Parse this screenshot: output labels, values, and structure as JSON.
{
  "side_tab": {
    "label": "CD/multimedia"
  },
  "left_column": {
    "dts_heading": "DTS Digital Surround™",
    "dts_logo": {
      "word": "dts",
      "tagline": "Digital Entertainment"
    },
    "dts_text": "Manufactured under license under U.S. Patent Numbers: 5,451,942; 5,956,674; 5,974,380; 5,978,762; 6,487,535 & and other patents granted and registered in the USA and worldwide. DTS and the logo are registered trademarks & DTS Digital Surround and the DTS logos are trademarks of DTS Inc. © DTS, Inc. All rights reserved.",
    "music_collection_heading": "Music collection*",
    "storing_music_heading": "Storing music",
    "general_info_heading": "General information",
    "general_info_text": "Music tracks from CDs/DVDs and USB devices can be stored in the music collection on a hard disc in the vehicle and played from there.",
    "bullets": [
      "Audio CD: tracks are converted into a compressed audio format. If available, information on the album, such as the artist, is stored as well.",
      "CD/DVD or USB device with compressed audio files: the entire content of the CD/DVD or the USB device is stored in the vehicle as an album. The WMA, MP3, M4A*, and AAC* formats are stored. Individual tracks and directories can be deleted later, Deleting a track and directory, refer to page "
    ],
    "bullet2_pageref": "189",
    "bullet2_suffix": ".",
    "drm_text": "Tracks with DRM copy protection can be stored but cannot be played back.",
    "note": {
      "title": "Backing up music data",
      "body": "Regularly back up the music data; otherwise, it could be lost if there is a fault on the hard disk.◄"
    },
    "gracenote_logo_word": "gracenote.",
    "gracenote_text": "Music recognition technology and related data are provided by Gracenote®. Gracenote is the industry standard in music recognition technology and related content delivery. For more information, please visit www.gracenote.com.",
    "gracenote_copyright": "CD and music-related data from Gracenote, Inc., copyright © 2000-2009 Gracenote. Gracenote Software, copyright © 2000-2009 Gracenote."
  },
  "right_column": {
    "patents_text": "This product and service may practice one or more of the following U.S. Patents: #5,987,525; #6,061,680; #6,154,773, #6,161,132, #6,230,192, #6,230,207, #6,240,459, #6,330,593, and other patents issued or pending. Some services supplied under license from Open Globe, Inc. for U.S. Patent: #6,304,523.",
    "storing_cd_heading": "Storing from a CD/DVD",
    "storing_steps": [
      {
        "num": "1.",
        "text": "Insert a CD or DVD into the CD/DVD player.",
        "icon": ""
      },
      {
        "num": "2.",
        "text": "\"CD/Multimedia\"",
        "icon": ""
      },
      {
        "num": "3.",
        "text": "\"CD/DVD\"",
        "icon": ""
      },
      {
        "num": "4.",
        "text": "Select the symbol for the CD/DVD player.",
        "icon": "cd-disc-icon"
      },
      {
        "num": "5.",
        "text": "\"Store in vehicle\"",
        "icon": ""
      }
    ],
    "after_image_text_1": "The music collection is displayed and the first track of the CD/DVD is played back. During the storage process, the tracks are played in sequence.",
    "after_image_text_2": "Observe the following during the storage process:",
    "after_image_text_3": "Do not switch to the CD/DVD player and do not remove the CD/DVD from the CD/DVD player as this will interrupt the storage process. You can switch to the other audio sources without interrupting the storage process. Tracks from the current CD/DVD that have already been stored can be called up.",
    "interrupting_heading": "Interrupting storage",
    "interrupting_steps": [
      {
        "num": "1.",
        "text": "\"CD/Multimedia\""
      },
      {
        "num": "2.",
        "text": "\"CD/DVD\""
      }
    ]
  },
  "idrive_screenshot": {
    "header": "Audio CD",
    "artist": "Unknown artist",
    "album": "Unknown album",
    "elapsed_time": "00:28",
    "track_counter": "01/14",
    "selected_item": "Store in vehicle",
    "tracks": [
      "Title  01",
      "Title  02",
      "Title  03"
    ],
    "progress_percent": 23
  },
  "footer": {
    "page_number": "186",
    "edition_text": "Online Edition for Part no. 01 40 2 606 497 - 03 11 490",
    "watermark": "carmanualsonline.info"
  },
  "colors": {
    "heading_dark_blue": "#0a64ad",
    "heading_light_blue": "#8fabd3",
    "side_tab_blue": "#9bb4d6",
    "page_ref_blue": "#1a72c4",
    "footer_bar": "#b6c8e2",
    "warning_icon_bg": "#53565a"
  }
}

--

WHAT THE TASK ASKS: From the listing above, extract all records word for word.

THE OUTPUT:
Parse this screenshot: output labels, values, and structure as JSON.
{
  "side_tab": {
    "label": "CD/multimedia"
  },
  "left_column": {
    "dts_heading": "DTS Digital Surround™",
    "dts_logo": {
      "word": "dts",
      "tagline": "Digital Entertainment"
    },
    "dts_text": "Manufactured under license under U.S. Patent Numbers: 5,451,942; 5,956,674; 5,974,380; 5,978,762; 6,487,535 & and other patents granted and registered in the USA and worldwide. DTS and the logo are registered trademarks & DTS Digital Surround and the DTS logos are trademarks of DTS Inc. © DTS, Inc. All rights reserved.",
    "music_collection_heading": "Music collection*",
    "storing_music_heading": "Storing music",
    "general_info_heading": "General information",
    "general_info_text": "Music tracks from CDs/DVDs and USB devices can be stored in the music collection on a hard disc in the vehicle and played from there.",
    "bullets": [
      "Audio CD: tracks are converted into a compressed audio format. If available, information on the album, such as the artist, is stored as well.",
      "CD/DVD or USB device with compressed audio files: the entire content of the CD/DVD or the USB device is stored in the vehicle as an album. The WMA, MP3, M4A*, and AAC* formats are stored. Individual tracks and directories can be deleted later, Deleting a track and directory, refer to page "
    ],
    "bullet2_pageref": "189",
    "bullet2_suffix": ".",
    "drm_text": "Tracks with DRM copy protection can be stored but cannot be played back.",
    "note": {
      "title": "Backing up music data",
      "body": "Regularly back up the music data; otherwise, it could be lost if there is a fault on the hard disk.◄"
    },
    "gracenote_logo_word": "gracenote.",
    "gracenote_text": "Music recognition technology and related data are provided by Gracenote®. Gracenote is the industry standard in music recognition technology and related content delivery. For more information, please visit www.gracenote.com.",
    "gracenote_copyright": "CD and music-related data from Gracenote, Inc., copyright © 2000-2009 Gracenote. Gracenote Software, copyright © 2000-2009 Gracenote."
  },
  "right_column": {
    "patents_text": "This product and service may practice one or more of the following U.S. Patents: #5,987,525; #6,061,680; #6,154,773, #6,161,132, #6,230,192, #6,230,207, #6,240,459, #6,330,593, and other patents issued or pending. Some services supplied under license from Open Globe, Inc. for U.S. Patent: #6,304,523.",
    "storing_cd_heading": "Storing from a CD/DVD",
    "storing_steps": [
      {
        "num": "1.",
        "text": "Insert a CD or DVD into the CD/DVD player.",
        "icon": ""
      },
      {
        "num": "2.",
        "text": "\"CD/Multimedia\"",
        "icon": ""
      },
      {
        "num": "3.",
        "text": "\"CD/DVD\"",
        "icon": ""
      },
      {
        "num": "4.",
        "text": "Select the symbol for the CD/DVD player.",
        "icon": "cd-disc-icon"
      },
      {
        "num": "5.",
        "text": "\"Store in vehicle\"",
        "icon": ""
      }
    ],
    "after_image_text_1": "The music collection is displayed and the first track of the CD/DVD is played back. During the storage process, the tracks are played in sequence.",
    "after_image_text_2": "Observe the following during the storage process:",
    "after_image_text_3": "Do not switch to the CD/DVD player and do not remove the CD/DVD from the CD/DVD player as this will interrupt the storage process. You can switch to the other audio sources without interrupting the storage process. Tracks from the current CD/DVD that have already been stored can be called up.",
    "interrupting_heading": "Interrupting storage",
    "interrupting_steps": [
      {
        "num": "1.",
        "text": "\"CD/Multimedia\""
      },
      {
        "num": "2.",
        "text": "\"CD/DVD\""
      }
    ]
  },
  "idrive_screenshot": {
    "header": "Audio CD",
    "artist": "Unknown artist",
    "album": "Unknown album",
    "elapsed_time": "00:28",
    "track_counter": "01/14",
    "selected_item": "Store in vehicle",
    "tracks": [
      "Title  01",
      "Title  02",
      "Title  03"
    ],
    "progress_percent": 23
  },
  "footer": {
    "page_number": "186",
    "edition_text": "Online Edition for Part no. 01 40 2 606 497 - 03 11 490",
    "watermark": "carmanualsonline.info"
  },
  "colors": {
    "heading_dark_blue": "#0a64ad",
    "heading_light_blue": "#8fabd3",
    "side_tab_blue": "#9bb4d6",
    "page_ref_blue": "#1a72c4",
    "footer_bar": "#b6c8e2",
    "warning_icon_bg": "#53565a"
  }
}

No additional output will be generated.